** Start of Record list **

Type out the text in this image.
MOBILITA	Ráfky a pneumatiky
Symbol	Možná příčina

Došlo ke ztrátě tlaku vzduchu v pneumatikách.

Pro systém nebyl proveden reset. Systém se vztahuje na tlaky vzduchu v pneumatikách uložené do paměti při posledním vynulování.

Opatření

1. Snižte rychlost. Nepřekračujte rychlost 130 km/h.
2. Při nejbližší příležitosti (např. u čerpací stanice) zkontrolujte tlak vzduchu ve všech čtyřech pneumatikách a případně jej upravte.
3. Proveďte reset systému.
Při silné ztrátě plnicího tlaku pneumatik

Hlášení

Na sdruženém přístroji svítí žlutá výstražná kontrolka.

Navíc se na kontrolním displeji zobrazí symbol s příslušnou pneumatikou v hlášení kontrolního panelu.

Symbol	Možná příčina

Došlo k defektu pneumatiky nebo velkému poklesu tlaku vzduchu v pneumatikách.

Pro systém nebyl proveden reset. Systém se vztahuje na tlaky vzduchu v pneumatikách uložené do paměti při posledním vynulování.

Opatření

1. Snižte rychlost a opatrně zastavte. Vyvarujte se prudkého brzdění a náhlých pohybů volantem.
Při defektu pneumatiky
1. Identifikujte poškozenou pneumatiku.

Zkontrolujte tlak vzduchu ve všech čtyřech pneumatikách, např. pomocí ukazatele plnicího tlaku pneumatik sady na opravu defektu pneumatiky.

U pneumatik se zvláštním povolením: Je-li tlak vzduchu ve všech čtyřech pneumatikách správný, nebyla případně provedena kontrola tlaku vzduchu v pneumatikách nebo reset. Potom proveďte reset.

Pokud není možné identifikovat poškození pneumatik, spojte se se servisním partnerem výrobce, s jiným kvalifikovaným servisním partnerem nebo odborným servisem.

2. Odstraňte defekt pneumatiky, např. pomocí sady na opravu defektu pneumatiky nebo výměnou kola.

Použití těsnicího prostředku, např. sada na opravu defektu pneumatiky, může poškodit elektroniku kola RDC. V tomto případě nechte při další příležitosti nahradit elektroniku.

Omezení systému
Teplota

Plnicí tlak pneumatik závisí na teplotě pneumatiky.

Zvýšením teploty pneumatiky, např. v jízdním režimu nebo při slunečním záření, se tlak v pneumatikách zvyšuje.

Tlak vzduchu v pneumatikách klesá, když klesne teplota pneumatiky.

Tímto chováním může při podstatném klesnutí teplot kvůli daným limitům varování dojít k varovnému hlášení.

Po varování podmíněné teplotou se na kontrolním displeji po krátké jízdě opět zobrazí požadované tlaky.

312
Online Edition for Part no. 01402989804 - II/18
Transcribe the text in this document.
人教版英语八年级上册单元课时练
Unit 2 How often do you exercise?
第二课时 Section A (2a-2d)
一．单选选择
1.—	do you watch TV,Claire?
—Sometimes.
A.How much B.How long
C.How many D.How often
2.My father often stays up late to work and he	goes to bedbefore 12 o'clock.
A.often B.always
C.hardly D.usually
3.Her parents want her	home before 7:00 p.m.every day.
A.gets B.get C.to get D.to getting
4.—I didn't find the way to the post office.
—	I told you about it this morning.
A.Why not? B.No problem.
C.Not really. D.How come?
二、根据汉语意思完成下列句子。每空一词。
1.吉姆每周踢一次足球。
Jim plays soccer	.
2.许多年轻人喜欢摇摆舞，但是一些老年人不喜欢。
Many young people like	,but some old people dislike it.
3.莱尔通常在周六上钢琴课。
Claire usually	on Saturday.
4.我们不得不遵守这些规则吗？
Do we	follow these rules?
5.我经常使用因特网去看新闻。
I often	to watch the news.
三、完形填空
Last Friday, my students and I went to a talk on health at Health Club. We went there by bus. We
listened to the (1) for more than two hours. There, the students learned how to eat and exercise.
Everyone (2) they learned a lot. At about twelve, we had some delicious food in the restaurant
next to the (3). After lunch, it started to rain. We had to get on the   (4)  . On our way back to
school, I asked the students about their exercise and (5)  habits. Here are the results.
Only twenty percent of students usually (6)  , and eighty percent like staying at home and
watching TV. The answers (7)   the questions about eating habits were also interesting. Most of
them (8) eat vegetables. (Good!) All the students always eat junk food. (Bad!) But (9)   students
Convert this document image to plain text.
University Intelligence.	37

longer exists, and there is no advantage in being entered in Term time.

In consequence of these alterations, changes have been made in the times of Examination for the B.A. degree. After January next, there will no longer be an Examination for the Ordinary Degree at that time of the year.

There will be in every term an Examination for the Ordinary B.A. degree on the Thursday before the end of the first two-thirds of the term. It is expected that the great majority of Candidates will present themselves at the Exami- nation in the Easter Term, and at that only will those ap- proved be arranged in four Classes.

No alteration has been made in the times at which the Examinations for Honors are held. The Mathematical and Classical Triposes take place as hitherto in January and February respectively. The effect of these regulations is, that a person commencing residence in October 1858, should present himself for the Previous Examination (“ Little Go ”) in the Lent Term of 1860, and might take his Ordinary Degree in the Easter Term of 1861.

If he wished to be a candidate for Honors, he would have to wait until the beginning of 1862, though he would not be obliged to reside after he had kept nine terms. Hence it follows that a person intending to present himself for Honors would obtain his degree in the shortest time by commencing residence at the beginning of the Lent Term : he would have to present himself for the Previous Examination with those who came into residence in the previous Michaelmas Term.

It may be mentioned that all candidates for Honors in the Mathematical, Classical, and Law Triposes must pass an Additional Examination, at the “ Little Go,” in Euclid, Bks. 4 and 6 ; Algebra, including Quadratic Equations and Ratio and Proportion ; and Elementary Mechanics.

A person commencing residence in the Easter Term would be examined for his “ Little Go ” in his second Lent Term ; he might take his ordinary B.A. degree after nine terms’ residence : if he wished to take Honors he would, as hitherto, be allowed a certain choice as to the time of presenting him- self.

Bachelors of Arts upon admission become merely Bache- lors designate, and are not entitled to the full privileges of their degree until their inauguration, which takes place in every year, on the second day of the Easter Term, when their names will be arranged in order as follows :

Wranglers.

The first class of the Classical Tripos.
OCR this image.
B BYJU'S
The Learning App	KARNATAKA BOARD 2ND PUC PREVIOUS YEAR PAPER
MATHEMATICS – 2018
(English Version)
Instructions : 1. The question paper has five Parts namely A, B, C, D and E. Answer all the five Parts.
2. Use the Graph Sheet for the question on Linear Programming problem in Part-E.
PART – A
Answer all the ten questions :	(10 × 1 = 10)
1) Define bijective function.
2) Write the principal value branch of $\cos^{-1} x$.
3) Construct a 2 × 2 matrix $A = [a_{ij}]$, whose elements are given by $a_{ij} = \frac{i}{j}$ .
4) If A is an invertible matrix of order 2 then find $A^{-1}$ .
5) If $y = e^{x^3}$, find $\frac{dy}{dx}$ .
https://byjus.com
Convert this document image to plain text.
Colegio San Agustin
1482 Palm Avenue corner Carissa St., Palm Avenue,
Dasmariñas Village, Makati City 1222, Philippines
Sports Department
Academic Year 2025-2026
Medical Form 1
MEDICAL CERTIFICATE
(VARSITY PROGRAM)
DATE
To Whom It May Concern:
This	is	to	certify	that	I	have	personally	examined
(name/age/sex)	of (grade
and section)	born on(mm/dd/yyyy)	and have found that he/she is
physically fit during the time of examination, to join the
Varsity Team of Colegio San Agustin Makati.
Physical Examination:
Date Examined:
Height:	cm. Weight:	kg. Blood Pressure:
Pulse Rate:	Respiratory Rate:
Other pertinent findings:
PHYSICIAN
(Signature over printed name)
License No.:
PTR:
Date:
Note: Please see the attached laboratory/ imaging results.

** End of Record list **

Problem to work on:
Every entry above should be retyped exactly as shown.

Solution:
Type out the text in this image.
MOBILITA	Ráfky a pneumatiky
Symbol	Možná příčina

Došlo ke ztrátě tlaku vzduchu v pneumatikách.

Pro systém nebyl proveden reset. Systém se vztahuje na tlaky vzduchu v pneumatikách uložené do paměti při posledním vynulování.

Opatření

1. Snižte rychlost. Nepřekračujte rychlost 130 km/h.
2. Při nejbližší příležitosti (např. u čerpací stanice) zkontrolujte tlak vzduchu ve všech čtyřech pneumatikách a případně jej upravte.
3. Proveďte reset systému.
Při silné ztrátě plnicího tlaku pneumatik

Hlášení

Na sdruženém přístroji svítí žlutá výstražná kontrolka.

Navíc se na kontrolním displeji zobrazí symbol s příslušnou pneumatikou v hlášení kontrolního panelu.

Symbol	Možná příčina

Došlo k defektu pneumatiky nebo velkému poklesu tlaku vzduchu v pneumatikách.

Pro systém nebyl proveden reset. Systém se vztahuje na tlaky vzduchu v pneumatikách uložené do paměti při posledním vynulování.

Opatření

1. Snižte rychlost a opatrně zastavte. Vyvarujte se prudkého brzdění a náhlých pohybů volantem.
Při defektu pneumatiky
1. Identifikujte poškozenou pneumatiku.

Zkontrolujte tlak vzduchu ve všech čtyřech pneumatikách, např. pomocí ukazatele plnicího tlaku pneumatik sady na opravu defektu pneumatiky.

U pneumatik se zvláštním povolením: Je-li tlak vzduchu ve všech čtyřech pneumatikách správný, nebyla případně provedena kontrola tlaku vzduchu v pneumatikách nebo reset. Potom proveďte reset.

Pokud není možné identifikovat poškození pneumatik, spojte se se servisním partnerem výrobce, s jiným kvalifikovaným servisním partnerem nebo odborným servisem.

2. Odstraňte defekt pneumatiky, např. pomocí sady na opravu defektu pneumatiky nebo výměnou kola.

Použití těsnicího prostředku, např. sada na opravu defektu pneumatiky, může poškodit elektroniku kola RDC. V tomto případě nechte při další příležitosti nahradit elektroniku.

Omezení systému
Teplota

Plnicí tlak pneumatik závisí na teplotě pneumatiky.

Zvýšením teploty pneumatiky, např. v jízdním režimu nebo při slunečním záření, se tlak v pneumatikách zvyšuje.

Tlak vzduchu v pneumatikách klesá, když klesne teplota pneumatiky.

Tímto chováním může při podstatném klesnutí teplot kvůli daným limitům varování dojít k varovnému hlášení.

Po varování podmíněné teplotou se na kontrolním displeji po krátké jízdě opět zobrazí požadované tlaky.

312
Online Edition for Part no. 01402989804 - II/18
Transcribe the text in this document.
人教版英语八年级上册单元课时练
Unit 2 How often do you exercise?
第二课时 Section A (2a-2d)
一．单选选择
1.—	do you watch TV,Claire?
—Sometimes.
A.How much B.How long
C.How many D.How often
2.My father often stays up late to work and he	goes to bedbefore 12 o'clock.
A.often B.always
C.hardly D.usually
3.Her parents want her	home before 7:00 p.m.every day.
A.gets B.get C.to get D.to getting
4.—I didn't find the way to the post office.
—	I told you about it this morning.
A.Why not? B.No problem.
C.Not really. D.How come?
二、根据汉语意思完成下列句子。每空一词。
1.吉姆每周踢一次足球。
Jim plays soccer	.
2.许多年轻人喜欢摇摆舞，但是一些老年人不喜欢。
Many young people like	,but some old people dislike it.
3.莱尔通常在周六上钢琴课。
Claire usually	on Saturday.
4.我们不得不遵守这些规则吗？
Do we	follow these rules?
5.我经常使用因特网去看新闻。
I often	to watch the news.
三、完形填空
Last Friday, my students and I went to a talk on health at Health Club. We went there by bus. We
listened to the (1) for more than two hours. There, the students learned how to eat and exercise.
Everyone (2) they learned a lot. At about twelve, we had some delicious food in the restaurant
next to the (3). After lunch, it started to rain. We had to get on the   (4)  . On our way back to
school, I asked the students about their exercise and (5)  habits. Here are the results.
Only twenty percent of students usually (6)  , and eighty percent like staying at home and
watching TV. The answers (7)   the questions about eating habits were also interesting. Most of
them (8) eat vegetables. (Good!) All the students always eat junk food. (Bad!) But (9)   students
Convert this document image to plain text.
University Intelligence.	37

longer exists, and there is no advantage in being entered in Term time.

In consequence of these alterations, changes have been made in the times of Examination for the B.A. degree. After January next, there will no longer be an Examination for the Ordinary Degree at that time of the year.

There will be in every term an Examination for the Ordinary B.A. degree on the Thursday before the end of the first two-thirds of the term. It is expected that the great majority of Candidates will present themselves at the Exami- nation in the Easter Term, and at that only will those ap- proved be arranged in four Classes.

No alteration has been made in the times at which the Examinations for Honors are held. The Mathematical and Classical Triposes take place as hitherto in January and February respectively. The effect of these regulations is, that a person commencing residence in October 1858, should present himself for the Previous Examination (“ Little Go ”) in the Lent Term of 1860, and might take his Ordinary Degree in the Easter Term of 1861.

If he wished to be a candidate for Honors, he would have to wait until the beginning of 1862, though he would not be obliged to reside after he had kept nine terms. Hence it follows that a person intending to present himself for Honors would obtain his degree in the shortest time by commencing residence at the beginning of the Lent Term : he would have to present himself for the Previous Examination with those who came into residence in the previous Michaelmas Term.

It may be mentioned that all candidates for Honors in the Mathematical, Classical, and Law Triposes must pass an Additional Examination, at the “ Little Go,” in Euclid, Bks. 4 and 6 ; Algebra, including Quadratic Equations and Ratio and Proportion ; and Elementary Mechanics.

A person commencing residence in the Easter Term would be examined for his “ Little Go ” in his second Lent Term ; he might take his ordinary B.A. degree after nine terms’ residence : if he wished to take Honors he would, as hitherto, be allowed a certain choice as to the time of presenting him- self.

Bachelors of Arts upon admission become merely Bache- lors designate, and are not entitled to the full privileges of their degree until their inauguration, which takes place in every year, on the second day of the Easter Term, when their names will be arranged in order as follows :

Wranglers.

The first class of the Classical Tripos.
OCR this image.
B BYJU'S
The Learning App	KARNATAKA BOARD 2ND PUC PREVIOUS YEAR PAPER
MATHEMATICS – 2018
(English Version)
Instructions : 1. The question paper has five Parts namely A, B, C, D and E. Answer all the five Parts.
2. Use the Graph Sheet for the question on Linear Programming problem in Part-E.
PART – A
Answer all the ten questions :	(10 × 1 = 10)
1) Define bijective function.
2) Write the principal value branch of $\cos^{-1} x$.
3) Construct a 2 × 2 matrix $A = [a_{ij}]$, whose elements are given by $a_{ij} = \frac{i}{j}$ .
4) If A is an invertible matrix of order 2 then find $A^{-1}$ .
5) If $y = e^{x^3}$, find $\frac{dy}{dx}$ .
https://byjus.com
Convert this document image to plain text.
Colegio San Agustin
1482 Palm Avenue corner Carissa St., Palm Avenue,
Dasmariñas Village, Makati City 1222, Philippines
Sports Department
Academic Year 2025-2026
Medical Form 1
MEDICAL CERTIFICATE
(VARSITY PROGRAM)
DATE
To Whom It May Concern:
This	is	to	certify	that	I	have	personally	examined
(name/age/sex)	of (grade
and section)	born on(mm/dd/yyyy)	and have found that he/she is
physically fit during the time of examination, to join the
Varsity Team of Colegio San Agustin Makati.
Physical Examination:
Date Examined:
Height:	cm. Weight:	kg. Blood Pressure:
Pulse Rate:	Respiratory Rate:
Other pertinent findings:
PHYSICIAN
(Signature over printed name)
License No.:
PTR:
Date:
Note: Please see the attached laboratory/ imaging results.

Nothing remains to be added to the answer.